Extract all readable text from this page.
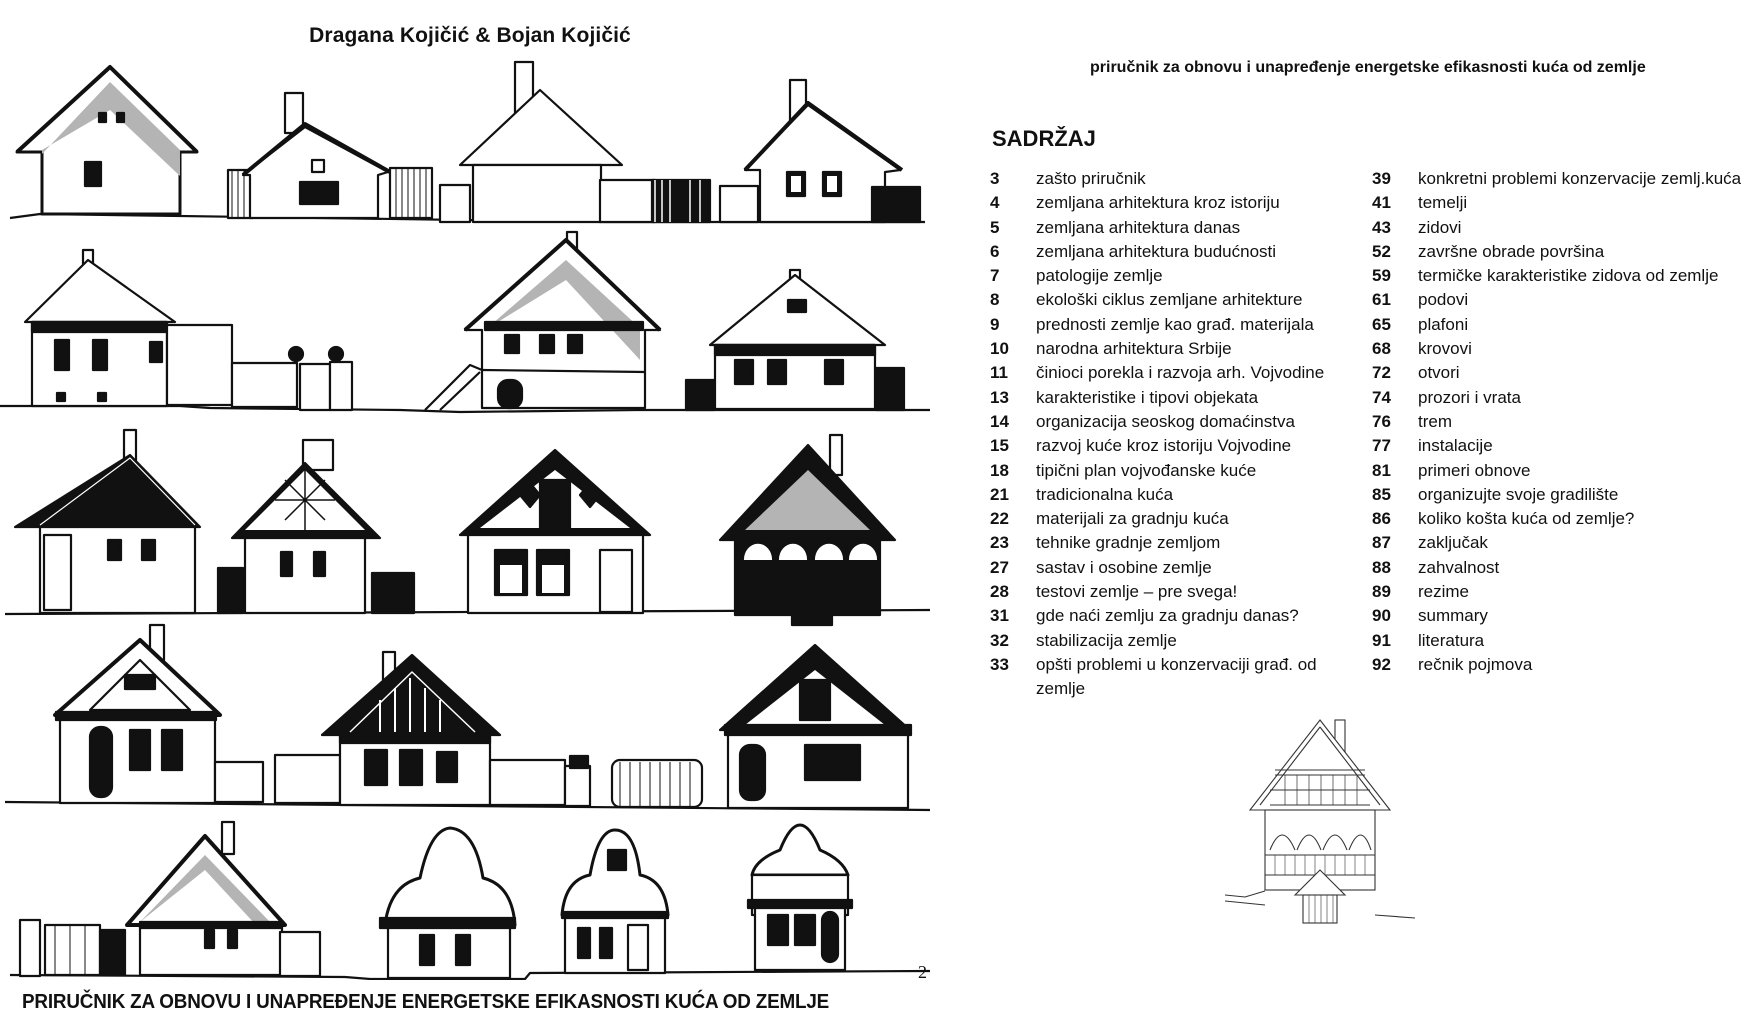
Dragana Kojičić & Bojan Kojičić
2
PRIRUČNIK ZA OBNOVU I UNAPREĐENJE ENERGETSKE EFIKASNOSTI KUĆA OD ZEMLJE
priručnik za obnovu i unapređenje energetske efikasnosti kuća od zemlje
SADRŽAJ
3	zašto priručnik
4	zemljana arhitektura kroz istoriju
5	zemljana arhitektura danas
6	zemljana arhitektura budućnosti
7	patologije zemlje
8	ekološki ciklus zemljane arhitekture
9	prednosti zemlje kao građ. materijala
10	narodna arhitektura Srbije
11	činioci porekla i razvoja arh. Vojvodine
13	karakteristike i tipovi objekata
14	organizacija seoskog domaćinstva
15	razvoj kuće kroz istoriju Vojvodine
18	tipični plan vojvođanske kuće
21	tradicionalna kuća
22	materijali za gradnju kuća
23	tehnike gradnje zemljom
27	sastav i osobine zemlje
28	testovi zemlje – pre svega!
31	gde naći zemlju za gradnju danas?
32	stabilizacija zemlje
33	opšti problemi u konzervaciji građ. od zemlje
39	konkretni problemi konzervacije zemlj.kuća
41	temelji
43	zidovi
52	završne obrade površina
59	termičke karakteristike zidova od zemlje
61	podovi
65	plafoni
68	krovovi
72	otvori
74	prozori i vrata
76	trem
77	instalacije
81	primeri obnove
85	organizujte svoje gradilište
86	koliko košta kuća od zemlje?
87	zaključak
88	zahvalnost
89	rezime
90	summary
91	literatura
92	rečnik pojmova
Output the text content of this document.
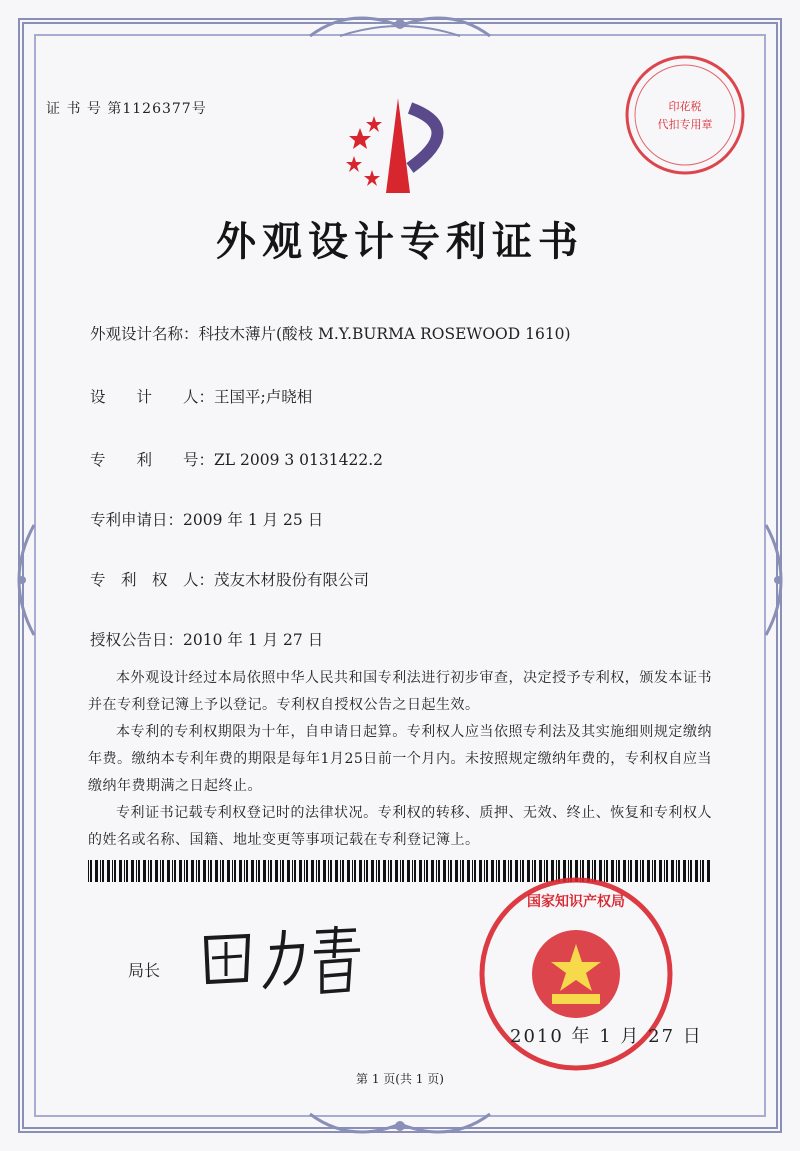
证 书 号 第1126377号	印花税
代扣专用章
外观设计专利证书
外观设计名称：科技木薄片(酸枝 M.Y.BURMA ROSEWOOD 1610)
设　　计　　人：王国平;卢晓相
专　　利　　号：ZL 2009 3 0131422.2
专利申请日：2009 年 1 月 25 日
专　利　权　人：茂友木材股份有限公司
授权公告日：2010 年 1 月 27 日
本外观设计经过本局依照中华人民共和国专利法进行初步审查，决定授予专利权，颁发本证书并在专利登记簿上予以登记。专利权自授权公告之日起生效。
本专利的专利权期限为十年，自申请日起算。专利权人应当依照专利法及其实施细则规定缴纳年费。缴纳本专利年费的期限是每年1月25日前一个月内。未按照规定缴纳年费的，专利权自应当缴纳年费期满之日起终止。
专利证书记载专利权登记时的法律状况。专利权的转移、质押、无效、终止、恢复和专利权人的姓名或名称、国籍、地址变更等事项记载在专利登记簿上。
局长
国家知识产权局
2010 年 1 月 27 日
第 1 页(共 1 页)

● ● ● ● ●

What is being asked:
In the records, locate each line holding the string "kuće" and copy it.

Answer:
15	razvoj kuće kroz istoriju Vojvodine
18	tipični plan vojvođanske kuće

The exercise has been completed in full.